** Start of Stored rows **
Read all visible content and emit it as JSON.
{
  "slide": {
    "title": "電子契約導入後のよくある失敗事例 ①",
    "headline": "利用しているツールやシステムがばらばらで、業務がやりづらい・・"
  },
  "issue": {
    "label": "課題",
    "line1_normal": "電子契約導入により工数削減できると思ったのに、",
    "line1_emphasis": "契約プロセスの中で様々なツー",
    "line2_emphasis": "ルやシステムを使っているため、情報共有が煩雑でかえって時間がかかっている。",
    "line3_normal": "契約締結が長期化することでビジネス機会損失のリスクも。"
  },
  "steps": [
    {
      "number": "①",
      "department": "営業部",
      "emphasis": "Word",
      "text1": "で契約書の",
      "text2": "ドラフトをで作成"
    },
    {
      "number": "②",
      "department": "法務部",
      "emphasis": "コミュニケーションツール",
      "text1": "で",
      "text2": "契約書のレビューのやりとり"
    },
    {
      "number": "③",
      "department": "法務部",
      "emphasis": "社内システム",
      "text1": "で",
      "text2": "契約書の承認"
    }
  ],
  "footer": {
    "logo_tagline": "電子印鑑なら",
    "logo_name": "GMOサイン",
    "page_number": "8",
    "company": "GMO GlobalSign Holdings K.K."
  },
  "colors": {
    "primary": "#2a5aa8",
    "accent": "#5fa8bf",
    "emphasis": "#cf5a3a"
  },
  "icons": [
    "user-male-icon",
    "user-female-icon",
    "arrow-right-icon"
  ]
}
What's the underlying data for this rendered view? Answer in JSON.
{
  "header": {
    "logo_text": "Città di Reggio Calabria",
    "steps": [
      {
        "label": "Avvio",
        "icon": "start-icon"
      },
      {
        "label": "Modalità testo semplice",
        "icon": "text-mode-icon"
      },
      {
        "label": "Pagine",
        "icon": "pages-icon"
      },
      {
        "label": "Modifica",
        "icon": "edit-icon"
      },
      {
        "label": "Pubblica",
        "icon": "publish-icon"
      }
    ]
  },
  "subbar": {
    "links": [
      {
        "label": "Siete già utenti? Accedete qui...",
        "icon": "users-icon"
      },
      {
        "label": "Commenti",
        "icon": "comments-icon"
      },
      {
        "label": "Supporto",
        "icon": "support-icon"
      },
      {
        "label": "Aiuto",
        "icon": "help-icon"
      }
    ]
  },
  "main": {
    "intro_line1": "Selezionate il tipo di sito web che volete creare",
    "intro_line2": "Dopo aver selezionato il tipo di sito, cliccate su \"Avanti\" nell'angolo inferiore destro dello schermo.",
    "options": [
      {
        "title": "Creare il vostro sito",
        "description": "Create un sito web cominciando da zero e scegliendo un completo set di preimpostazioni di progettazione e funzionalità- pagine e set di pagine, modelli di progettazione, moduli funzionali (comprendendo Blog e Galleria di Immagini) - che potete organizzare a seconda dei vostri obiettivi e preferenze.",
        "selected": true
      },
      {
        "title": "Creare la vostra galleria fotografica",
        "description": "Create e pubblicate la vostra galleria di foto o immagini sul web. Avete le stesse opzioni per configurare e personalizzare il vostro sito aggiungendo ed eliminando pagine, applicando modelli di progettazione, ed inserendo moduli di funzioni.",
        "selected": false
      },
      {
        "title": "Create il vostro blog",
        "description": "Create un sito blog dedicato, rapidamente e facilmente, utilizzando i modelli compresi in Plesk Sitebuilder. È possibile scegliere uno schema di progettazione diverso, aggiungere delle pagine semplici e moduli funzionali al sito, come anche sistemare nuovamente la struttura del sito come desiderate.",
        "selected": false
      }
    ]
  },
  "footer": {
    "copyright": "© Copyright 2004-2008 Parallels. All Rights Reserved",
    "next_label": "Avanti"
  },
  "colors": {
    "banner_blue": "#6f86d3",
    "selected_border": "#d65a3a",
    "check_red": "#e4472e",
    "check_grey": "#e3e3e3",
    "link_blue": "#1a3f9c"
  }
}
** End of Stored rows **
■ **Challenge**:
Repeat all entries. Match them exactly.

■ **Expected output**:
Read all visible content and emit it as JSON.
{
  "slide": {
    "title": "電子契約導入後のよくある失敗事例 ①",
    "headline": "利用しているツールやシステムがばらばらで、業務がやりづらい・・"
  },
  "issue": {
    "label": "課題",
    "line1_normal": "電子契約導入により工数削減できると思ったのに、",
    "line1_emphasis": "契約プロセスの中で様々なツー",
    "line2_emphasis": "ルやシステムを使っているため、情報共有が煩雑でかえって時間がかかっている。",
    "line3_normal": "契約締結が長期化することでビジネス機会損失のリスクも。"
  },
  "steps": [
    {
      "number": "①",
      "department": "営業部",
      "emphasis": "Word",
      "text1": "で契約書の",
      "text2": "ドラフトをで作成"
    },
    {
      "number": "②",
      "department": "法務部",
      "emphasis": "コミュニケーションツール",
      "text1": "で",
      "text2": "契約書のレビューのやりとり"
    },
    {
      "number": "③",
      "department": "法務部",
      "emphasis": "社内システム",
      "text1": "で",
      "text2": "契約書の承認"
    }
  ],
  "footer": {
    "logo_tagline": "電子印鑑なら",
    "logo_name": "GMOサイン",
    "page_number": "8",
    "company": "GMO GlobalSign Holdings K.K."
  },
  "colors": {
    "primary": "#2a5aa8",
    "accent": "#5fa8bf",
    "emphasis": "#cf5a3a"
  },
  "icons": [
    "user-male-icon",
    "user-female-icon",
    "arrow-right-icon"
  ]
}
What's the underlying data for this rendered view? Answer in JSON.
{
  "header": {
    "logo_text": "Città di Reggio Calabria",
    "steps": [
      {
        "label": "Avvio",
        "icon": "start-icon"
      },
      {
        "label": "Modalità testo semplice",
        "icon": "text-mode-icon"
      },
      {
        "label": "Pagine",
        "icon": "pages-icon"
      },
      {
        "label": "Modifica",
        "icon": "edit-icon"
      },
      {
        "label": "Pubblica",
        "icon": "publish-icon"
      }
    ]
  },
  "subbar": {
    "links": [
      {
        "label": "Siete già utenti? Accedete qui...",
        "icon": "users-icon"
      },
      {
        "label": "Commenti",
        "icon": "comments-icon"
      },
      {
        "label": "Supporto",
        "icon": "support-icon"
      },
      {
        "label": "Aiuto",
        "icon": "help-icon"
      }
    ]
  },
  "main": {
    "intro_line1": "Selezionate il tipo di sito web che volete creare",
    "intro_line2": "Dopo aver selezionato il tipo di sito, cliccate su \"Avanti\" nell'angolo inferiore destro dello schermo.",
    "options": [
      {
        "title": "Creare il vostro sito",
        "description": "Create un sito web cominciando da zero e scegliendo un completo set di preimpostazioni di progettazione e funzionalità- pagine e set di pagine, modelli di progettazione, moduli funzionali (comprendendo Blog e Galleria di Immagini) - che potete organizzare a seconda dei vostri obiettivi e preferenze.",
        "selected": true
      },
      {
        "title": "Creare la vostra galleria fotografica",
        "description": "Create e pubblicate la vostra galleria di foto o immagini sul web. Avete le stesse opzioni per configurare e personalizzare il vostro sito aggiungendo ed eliminando pagine, applicando modelli di progettazione, ed inserendo moduli di funzioni.",
        "selected": false
      },
      {
        "title": "Create il vostro blog",
        "description": "Create un sito blog dedicato, rapidamente e facilmente, utilizzando i modelli compresi in Plesk Sitebuilder. È possibile scegliere uno schema di progettazione diverso, aggiungere delle pagine semplici e moduli funzionali al sito, come anche sistemare nuovamente la struttura del sito come desiderate.",
        "selected": false
      }
    ]
  },
  "footer": {
    "copyright": "© Copyright 2004-2008 Parallels. All Rights Reserved",
    "next_label": "Avanti"
  },
  "colors": {
    "banner_blue": "#6f86d3",
    "selected_border": "#d65a3a",
    "check_red": "#e4472e",
    "check_grey": "#e3e3e3",
    "link_blue": "#1a3f9c"
  }
}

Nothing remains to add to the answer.